## Aim
Please pull out every line that includes the string "Respublikasi".

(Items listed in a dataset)
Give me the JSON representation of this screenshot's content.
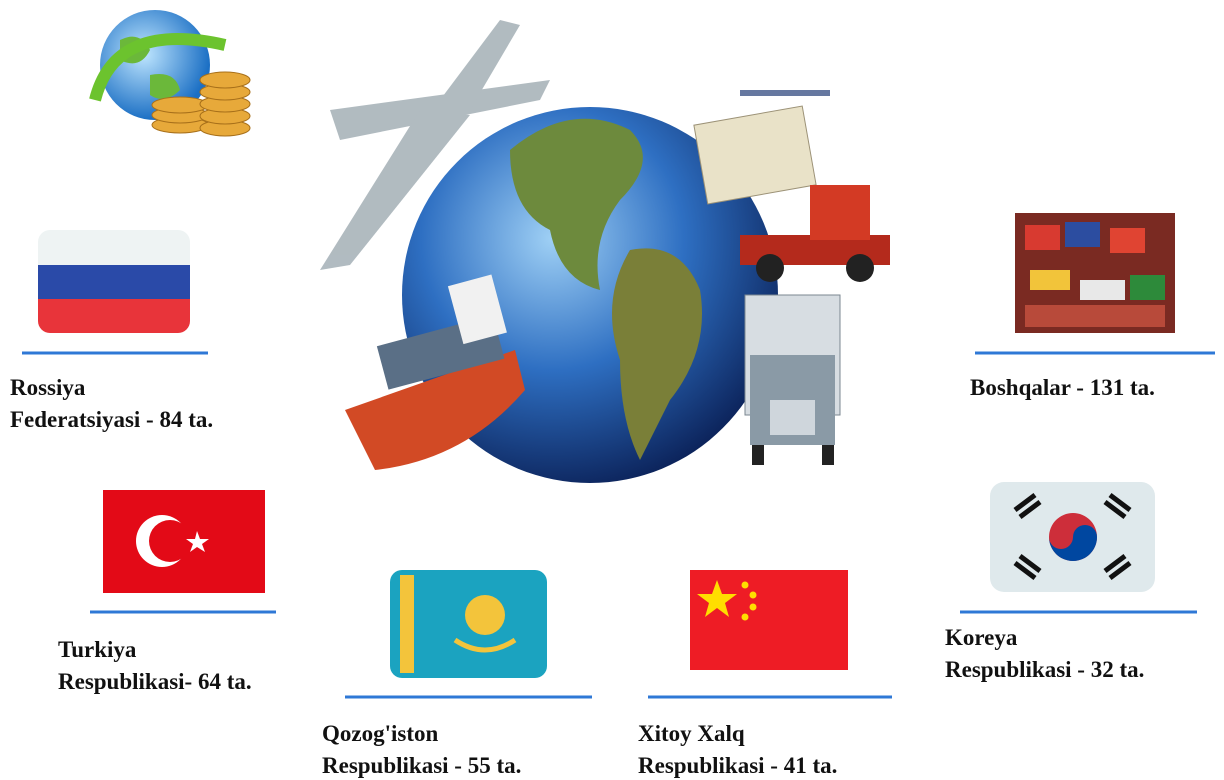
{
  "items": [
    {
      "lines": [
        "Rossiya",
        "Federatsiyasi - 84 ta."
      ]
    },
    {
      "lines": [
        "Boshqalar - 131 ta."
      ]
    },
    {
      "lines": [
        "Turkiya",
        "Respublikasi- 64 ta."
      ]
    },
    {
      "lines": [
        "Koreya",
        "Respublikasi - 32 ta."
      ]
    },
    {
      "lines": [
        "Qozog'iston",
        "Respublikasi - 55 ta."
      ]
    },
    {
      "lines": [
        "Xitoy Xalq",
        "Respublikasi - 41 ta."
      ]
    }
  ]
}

## Expected output
        "Respublikasi- 64 ta."
        "Respublikasi - 32 ta."
        "Respublikasi - 55 ta."
        "Respublikasi - 41 ta."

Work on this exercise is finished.